-- start of DATASET CONTENT --

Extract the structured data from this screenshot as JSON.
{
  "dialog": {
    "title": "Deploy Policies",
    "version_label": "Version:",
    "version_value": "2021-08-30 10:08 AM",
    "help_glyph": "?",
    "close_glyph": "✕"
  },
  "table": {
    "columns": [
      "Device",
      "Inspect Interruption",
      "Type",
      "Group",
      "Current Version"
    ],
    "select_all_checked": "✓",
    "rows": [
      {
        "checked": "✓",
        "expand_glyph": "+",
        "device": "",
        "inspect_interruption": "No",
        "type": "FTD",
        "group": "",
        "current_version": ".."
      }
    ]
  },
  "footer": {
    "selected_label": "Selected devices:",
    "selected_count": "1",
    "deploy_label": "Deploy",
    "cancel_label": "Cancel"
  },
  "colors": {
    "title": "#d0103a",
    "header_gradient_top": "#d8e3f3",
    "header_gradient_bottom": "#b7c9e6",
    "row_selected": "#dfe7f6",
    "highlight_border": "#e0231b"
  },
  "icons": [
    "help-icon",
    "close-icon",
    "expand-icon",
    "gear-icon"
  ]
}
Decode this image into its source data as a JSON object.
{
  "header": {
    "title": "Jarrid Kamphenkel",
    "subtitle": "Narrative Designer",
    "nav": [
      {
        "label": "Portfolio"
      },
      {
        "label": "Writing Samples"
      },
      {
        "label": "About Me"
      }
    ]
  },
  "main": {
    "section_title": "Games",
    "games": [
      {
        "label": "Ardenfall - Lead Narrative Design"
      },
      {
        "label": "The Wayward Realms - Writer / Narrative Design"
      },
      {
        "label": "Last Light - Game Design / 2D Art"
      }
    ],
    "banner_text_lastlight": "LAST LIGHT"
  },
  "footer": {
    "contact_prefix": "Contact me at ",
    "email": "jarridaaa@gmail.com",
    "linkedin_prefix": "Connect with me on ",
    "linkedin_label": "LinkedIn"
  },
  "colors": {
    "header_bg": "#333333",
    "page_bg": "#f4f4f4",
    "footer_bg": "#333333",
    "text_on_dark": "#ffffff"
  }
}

-- end of DATASET CONTENT --

__REQUIRED WORK__.
Make a verbatim copy of every entry shown above.

__WRITTEN SOLUTION__.
Extract the structured data from this screenshot as JSON.
{
  "dialog": {
    "title": "Deploy Policies",
    "version_label": "Version:",
    "version_value": "2021-08-30 10:08 AM",
    "help_glyph": "?",
    "close_glyph": "✕"
  },
  "table": {
    "columns": [
      "Device",
      "Inspect Interruption",
      "Type",
      "Group",
      "Current Version"
    ],
    "select_all_checked": "✓",
    "rows": [
      {
        "checked": "✓",
        "expand_glyph": "+",
        "device": "",
        "inspect_interruption": "No",
        "type": "FTD",
        "group": "",
        "current_version": ".."
      }
    ]
  },
  "footer": {
    "selected_label": "Selected devices:",
    "selected_count": "1",
    "deploy_label": "Deploy",
    "cancel_label": "Cancel"
  },
  "colors": {
    "title": "#d0103a",
    "header_gradient_top": "#d8e3f3",
    "header_gradient_bottom": "#b7c9e6",
    "row_selected": "#dfe7f6",
    "highlight_border": "#e0231b"
  },
  "icons": [
    "help-icon",
    "close-icon",
    "expand-icon",
    "gear-icon"
  ]
}
Decode this image into its source data as a JSON object.
{
  "header": {
    "title": "Jarrid Kamphenkel",
    "subtitle": "Narrative Designer",
    "nav": [
      {
        "label": "Portfolio"
      },
      {
        "label": "Writing Samples"
      },
      {
        "label": "About Me"
      }
    ]
  },
  "main": {
    "section_title": "Games",
    "games": [
      {
        "label": "Ardenfall - Lead Narrative Design"
      },
      {
        "label": "The Wayward Realms - Writer / Narrative Design"
      },
      {
        "label": "Last Light - Game Design / 2D Art"
      }
    ],
    "banner_text_lastlight": "LAST LIGHT"
  },
  "footer": {
    "contact_prefix": "Contact me at ",
    "email": "jarridaaa@gmail.com",
    "linkedin_prefix": "Connect with me on ",
    "linkedin_label": "LinkedIn"
  },
  "colors": {
    "header_bg": "#333333",
    "page_bg": "#f4f4f4",
    "footer_bg": "#333333",
    "text_on_dark": "#ffffff"
  }
}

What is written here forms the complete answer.